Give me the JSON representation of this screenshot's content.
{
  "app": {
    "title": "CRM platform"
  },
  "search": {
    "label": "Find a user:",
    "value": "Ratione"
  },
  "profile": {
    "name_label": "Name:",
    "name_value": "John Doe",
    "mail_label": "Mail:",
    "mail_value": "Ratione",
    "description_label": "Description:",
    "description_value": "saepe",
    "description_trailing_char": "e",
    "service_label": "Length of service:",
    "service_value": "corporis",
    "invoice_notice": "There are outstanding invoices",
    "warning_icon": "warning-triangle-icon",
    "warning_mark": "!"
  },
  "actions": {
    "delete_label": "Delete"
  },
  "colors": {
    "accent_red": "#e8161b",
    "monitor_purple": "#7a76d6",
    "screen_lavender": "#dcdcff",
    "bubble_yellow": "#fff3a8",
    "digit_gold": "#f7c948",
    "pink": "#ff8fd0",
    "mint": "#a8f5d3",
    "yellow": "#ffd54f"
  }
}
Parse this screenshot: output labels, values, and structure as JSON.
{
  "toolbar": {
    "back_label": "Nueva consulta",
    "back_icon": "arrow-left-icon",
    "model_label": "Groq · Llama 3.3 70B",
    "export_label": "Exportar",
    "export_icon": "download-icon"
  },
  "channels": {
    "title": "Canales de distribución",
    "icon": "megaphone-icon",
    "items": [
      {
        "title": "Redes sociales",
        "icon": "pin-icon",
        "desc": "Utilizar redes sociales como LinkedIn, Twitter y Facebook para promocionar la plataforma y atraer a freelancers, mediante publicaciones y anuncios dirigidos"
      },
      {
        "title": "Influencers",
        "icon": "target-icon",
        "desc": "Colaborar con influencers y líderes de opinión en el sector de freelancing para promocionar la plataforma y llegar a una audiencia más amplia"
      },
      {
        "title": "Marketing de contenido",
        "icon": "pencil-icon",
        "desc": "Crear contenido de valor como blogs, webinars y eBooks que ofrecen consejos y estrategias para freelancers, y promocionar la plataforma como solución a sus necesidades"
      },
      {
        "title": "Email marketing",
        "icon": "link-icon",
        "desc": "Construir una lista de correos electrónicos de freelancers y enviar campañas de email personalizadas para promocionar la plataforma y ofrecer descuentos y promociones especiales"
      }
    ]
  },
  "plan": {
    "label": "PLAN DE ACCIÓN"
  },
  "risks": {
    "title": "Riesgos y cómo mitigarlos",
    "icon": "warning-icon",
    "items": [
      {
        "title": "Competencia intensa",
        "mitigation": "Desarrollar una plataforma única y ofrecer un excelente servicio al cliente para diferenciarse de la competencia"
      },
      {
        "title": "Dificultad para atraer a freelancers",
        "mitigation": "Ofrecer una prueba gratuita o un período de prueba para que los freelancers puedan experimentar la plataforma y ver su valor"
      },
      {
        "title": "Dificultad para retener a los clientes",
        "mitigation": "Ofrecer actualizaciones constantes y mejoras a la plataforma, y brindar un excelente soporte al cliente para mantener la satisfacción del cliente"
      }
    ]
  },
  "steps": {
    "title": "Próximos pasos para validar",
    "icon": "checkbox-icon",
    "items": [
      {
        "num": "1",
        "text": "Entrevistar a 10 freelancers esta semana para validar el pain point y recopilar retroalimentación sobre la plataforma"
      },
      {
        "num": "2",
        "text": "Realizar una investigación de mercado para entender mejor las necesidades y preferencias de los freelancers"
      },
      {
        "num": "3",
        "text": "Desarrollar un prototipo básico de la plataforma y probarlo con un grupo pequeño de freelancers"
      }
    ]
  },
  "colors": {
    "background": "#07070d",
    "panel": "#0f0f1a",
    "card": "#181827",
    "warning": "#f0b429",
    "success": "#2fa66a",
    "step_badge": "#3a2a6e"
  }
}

**TASK TO COMPLETE:**
From the data, pick out every line that includes "como".

**COMPLETE OUTPUT:**
        "desc": "Utilizar redes sociales como LinkedIn, Twitter y Facebook para promocionar la plataforma y atraer a freelancers, mediante publicaciones y anuncios dirigidos"
        "desc": "Crear contenido de valor como blogs, webinars y eBooks que ofrecen consejos y estrategias para freelancers, y promocionar la plataforma como solución a sus necesidades"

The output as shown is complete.